Instructions to follow: Pull out every line below that holds the word "лучевого".
─── Available records
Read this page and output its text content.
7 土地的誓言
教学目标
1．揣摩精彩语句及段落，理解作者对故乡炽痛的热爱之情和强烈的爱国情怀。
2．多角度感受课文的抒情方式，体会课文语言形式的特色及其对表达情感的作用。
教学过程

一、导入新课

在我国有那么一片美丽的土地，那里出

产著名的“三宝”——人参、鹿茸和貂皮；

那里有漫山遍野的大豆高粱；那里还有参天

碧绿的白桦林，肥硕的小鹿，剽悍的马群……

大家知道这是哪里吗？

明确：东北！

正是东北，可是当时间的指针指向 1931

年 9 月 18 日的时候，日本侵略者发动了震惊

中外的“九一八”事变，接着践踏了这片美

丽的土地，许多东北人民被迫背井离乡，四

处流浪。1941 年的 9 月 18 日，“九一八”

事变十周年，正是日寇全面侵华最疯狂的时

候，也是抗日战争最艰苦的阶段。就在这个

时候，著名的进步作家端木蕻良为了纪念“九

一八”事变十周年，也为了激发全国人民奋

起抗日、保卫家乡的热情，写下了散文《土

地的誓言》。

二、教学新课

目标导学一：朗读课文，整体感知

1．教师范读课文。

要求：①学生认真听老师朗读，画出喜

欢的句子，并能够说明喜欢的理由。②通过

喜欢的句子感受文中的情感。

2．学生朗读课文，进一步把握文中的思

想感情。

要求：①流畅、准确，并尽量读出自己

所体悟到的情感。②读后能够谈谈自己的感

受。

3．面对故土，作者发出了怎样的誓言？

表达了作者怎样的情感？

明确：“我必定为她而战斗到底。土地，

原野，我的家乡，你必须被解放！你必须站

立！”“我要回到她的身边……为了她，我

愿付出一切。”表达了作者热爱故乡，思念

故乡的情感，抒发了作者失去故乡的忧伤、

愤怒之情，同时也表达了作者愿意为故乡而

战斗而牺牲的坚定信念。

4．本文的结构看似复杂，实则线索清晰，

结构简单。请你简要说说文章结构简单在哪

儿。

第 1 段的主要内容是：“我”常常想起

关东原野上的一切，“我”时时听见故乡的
──────
─── Available records
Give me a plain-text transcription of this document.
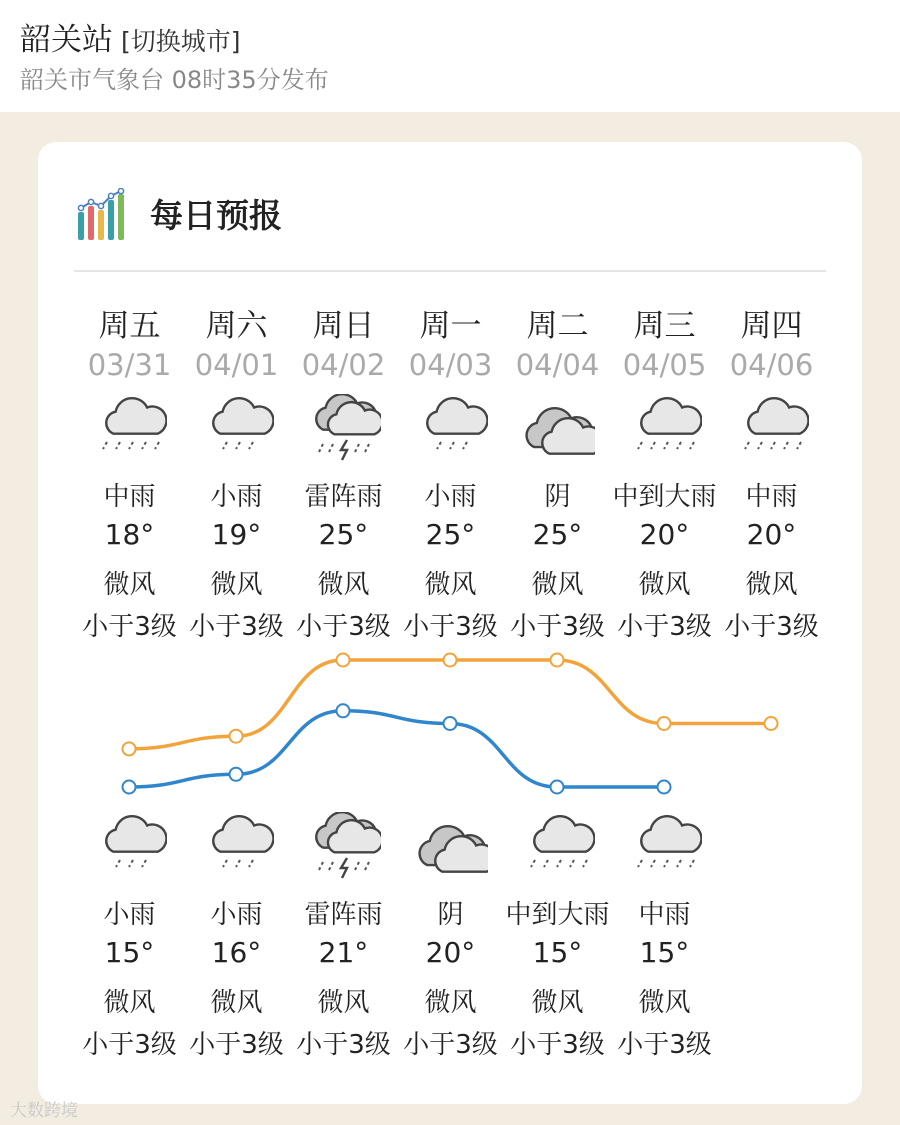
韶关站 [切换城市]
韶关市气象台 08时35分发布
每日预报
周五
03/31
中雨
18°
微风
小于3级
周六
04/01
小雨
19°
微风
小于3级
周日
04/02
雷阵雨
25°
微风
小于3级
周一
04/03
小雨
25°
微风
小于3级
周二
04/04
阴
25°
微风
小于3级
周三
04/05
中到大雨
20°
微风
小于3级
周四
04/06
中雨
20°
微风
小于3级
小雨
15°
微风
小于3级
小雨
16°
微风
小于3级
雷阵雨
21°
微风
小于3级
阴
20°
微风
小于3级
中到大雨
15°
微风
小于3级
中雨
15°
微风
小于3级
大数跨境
──────
─── Available records
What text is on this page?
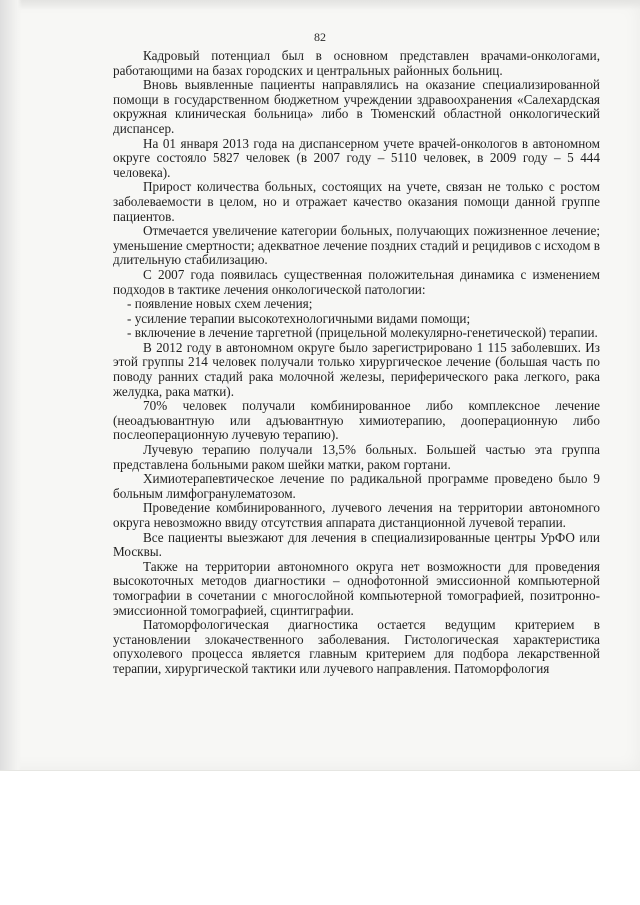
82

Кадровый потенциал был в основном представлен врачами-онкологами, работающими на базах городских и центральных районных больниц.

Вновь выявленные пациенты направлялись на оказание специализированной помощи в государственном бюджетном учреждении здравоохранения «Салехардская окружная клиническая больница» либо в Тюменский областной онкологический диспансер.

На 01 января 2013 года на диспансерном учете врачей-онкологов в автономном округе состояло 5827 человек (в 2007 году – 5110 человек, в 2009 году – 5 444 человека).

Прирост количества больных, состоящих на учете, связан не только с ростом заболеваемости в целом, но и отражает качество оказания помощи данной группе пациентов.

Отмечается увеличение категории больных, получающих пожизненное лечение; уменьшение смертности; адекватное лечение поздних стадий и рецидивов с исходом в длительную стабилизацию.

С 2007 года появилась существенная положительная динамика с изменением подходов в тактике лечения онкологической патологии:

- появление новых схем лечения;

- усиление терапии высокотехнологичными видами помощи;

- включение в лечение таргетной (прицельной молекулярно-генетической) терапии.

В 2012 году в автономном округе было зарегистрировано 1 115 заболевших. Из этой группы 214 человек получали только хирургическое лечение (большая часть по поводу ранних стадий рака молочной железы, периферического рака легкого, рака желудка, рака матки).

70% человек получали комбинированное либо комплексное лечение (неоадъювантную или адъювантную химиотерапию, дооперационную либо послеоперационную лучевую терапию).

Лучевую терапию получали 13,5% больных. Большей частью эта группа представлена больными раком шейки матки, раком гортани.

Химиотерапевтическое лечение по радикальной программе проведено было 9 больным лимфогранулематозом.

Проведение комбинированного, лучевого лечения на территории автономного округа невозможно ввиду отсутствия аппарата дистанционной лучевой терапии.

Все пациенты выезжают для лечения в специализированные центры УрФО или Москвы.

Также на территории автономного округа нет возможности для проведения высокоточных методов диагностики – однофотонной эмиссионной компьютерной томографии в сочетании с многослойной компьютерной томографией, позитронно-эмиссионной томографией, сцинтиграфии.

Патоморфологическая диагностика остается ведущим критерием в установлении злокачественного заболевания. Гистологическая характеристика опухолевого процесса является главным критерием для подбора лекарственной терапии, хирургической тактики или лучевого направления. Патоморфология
──────
Written solution:
Проведение комбинированного, лучевого лечения на территории автономного округа невозможно ввиду отсутствия аппарата дистанционной лучевой терапии.
Патоморфологическая диагностика остается ведущим критерием в установлении злокачественного заболевания. Гистологическая характеристика опухолевого процесса является главным критерием для подбора лекарственной терапии, хирургической тактики или лучевого направления. Патоморфология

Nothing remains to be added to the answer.